Your objective:
Output the full listing below exactly, without the pictures.

Records supplied:

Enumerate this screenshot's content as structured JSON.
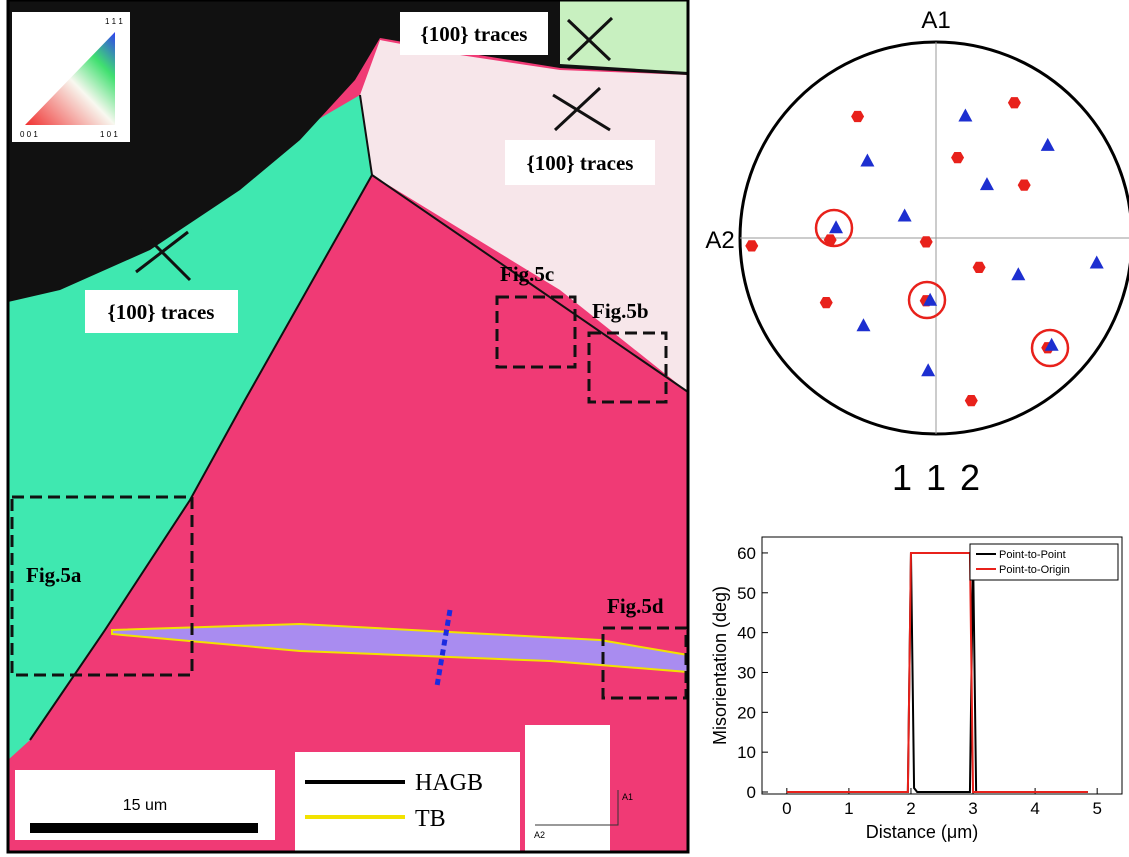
{
  "map": {
    "labels": {
      "traces_top": "{100} traces",
      "traces_right": "{100} traces",
      "traces_left": "{100} traces",
      "fig5a": "Fig.5a",
      "fig5b": "Fig.5b",
      "fig5c": "Fig.5c",
      "fig5d": "Fig.5d"
    },
    "ipf_corners": [
      "1 1 1",
      "0 0 1",
      "1 0 1"
    ],
    "scale_bar": "15 um",
    "legend": [
      "HAGB",
      "TB"
    ],
    "axes": [
      "A1",
      "A2"
    ]
  },
  "chart_data": [
    {
      "type": "scatter",
      "top_label": "A1",
      "left_label": "A2",
      "bottom_label": "1 1 2",
      "xlim": [
        -1,
        1
      ],
      "ylim": [
        -1,
        1
      ],
      "series": [
        {
          "color": "#e8211b",
          "marker": "hexagon",
          "x": [
            0.4,
            -0.4,
            0.11,
            0.45,
            -0.94,
            -0.05,
            -0.54,
            0.22,
            -0.05,
            -0.56,
            0.57,
            0.18
          ],
          "values": [
            0.69,
            0.62,
            0.41,
            0.27,
            -0.04,
            -0.02,
            -0.01,
            -0.15,
            -0.32,
            -0.33,
            -0.56,
            -0.83
          ]
        },
        {
          "color": "#1d2fd0",
          "marker": "triangle",
          "x": [
            0.15,
            0.57,
            -0.35,
            0.26,
            -0.16,
            -0.51,
            0.42,
            0.82,
            -0.03,
            -0.37,
            0.59,
            -0.04
          ],
          "values": [
            0.62,
            0.47,
            0.39,
            0.27,
            0.11,
            0.05,
            -0.19,
            -0.13,
            -0.32,
            -0.45,
            -0.55,
            -0.68
          ]
        }
      ]
    },
    {
      "type": "line",
      "xlabel": "Distance (μm)",
      "ylabel": "Misorientation (deg)",
      "xlim": [
        -0.4,
        5.4
      ],
      "ylim": [
        -0.5,
        64
      ],
      "xticks": [
        0,
        1,
        2,
        3,
        4,
        5
      ],
      "yticks": [
        0,
        10,
        20,
        30,
        40,
        50,
        60
      ],
      "x": [
        0,
        1.95,
        2.0,
        2.05,
        2.1,
        2.9,
        2.95,
        3.0,
        3.05,
        4.85
      ],
      "series": [
        {
          "name": "Point-to-Point",
          "color": "#000000",
          "values": [
            0,
            0,
            60,
            1,
            0,
            0,
            0,
            60,
            0,
            0
          ]
        },
        {
          "name": "Point-to-Origin",
          "color": "#e8211b",
          "values": [
            0,
            0,
            60,
            60,
            60,
            60,
            60,
            0,
            0,
            0
          ]
        }
      ]
    }
  ]
}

Solution for this problem:
Enumerate this screenshot's content as structured JSON.
{
  "map": {
    "labels": {
      "traces_top": "{100} traces",
      "traces_right": "{100} traces",
      "traces_left": "{100} traces",
      "fig5a": "Fig.5a",
      "fig5b": "Fig.5b",
      "fig5c": "Fig.5c",
      "fig5d": "Fig.5d"
    },
    "ipf_corners": [
      "1 1 1",
      "0 0 1",
      "1 0 1"
    ],
    "scale_bar": "15 um",
    "legend": [
      "HAGB",
      "TB"
    ],
    "axes": [
      "A1",
      "A2"
    ]
  },
  "chart_data": [
    {
      "type": "scatter",
      "top_label": "A1",
      "left_label": "A2",
      "bottom_label": "1 1 2",
      "xlim": [
        -1,
        1
      ],
      "ylim": [
        -1,
        1
      ],
      "series": [
        {
          "color": "#e8211b",
          "marker": "hexagon",
          "x": [
            0.4,
            -0.4,
            0.11,
            0.45,
            -0.94,
            -0.05,
            -0.54,
            0.22,
            -0.05,
            -0.56,
            0.57,
            0.18
          ],
          "values": [
            0.69,
            0.62,
            0.41,
            0.27,
            -0.04,
            -0.02,
            -0.01,
            -0.15,
            -0.32,
            -0.33,
            -0.56,
            -0.83
          ]
        },
        {
          "color": "#1d2fd0",
          "marker": "triangle",
          "x": [
            0.15,
            0.57,
            -0.35,
            0.26,
            -0.16,
            -0.51,
            0.42,
            0.82,
            -0.03,
            -0.37,
            0.59,
            -0.04
          ],
          "values": [
            0.62,
            0.47,
            0.39,
            0.27,
            0.11,
            0.05,
            -0.19,
            -0.13,
            -0.32,
            -0.45,
            -0.55,
            -0.68
          ]
        }
      ]
    },
    {
      "type": "line",
      "xlabel": "Distance (μm)",
      "ylabel": "Misorientation (deg)",
      "xlim": [
        -0.4,
        5.4
      ],
      "ylim": [
        -0.5,
        64
      ],
      "xticks": [
        0,
        1,
        2,
        3,
        4,
        5
      ],
      "yticks": [
        0,
        10,
        20,
        30,
        40,
        50,
        60
      ],
      "x": [
        0,
        1.95,
        2.0,
        2.05,
        2.1,
        2.9,
        2.95,
        3.0,
        3.05,
        4.85
      ],
      "series": [
        {
          "name": "Point-to-Point",
          "color": "#000000",
          "values": [
            0,
            0,
            60,
            1,
            0,
            0,
            0,
            60,
            0,
            0
          ]
        },
        {
          "name": "Point-to-Origin",
          "color": "#e8211b",
          "values": [
            0,
            0,
            60,
            60,
            60,
            60,
            60,
            0,
            0,
            0
          ]
        }
      ]
    }
  ]
}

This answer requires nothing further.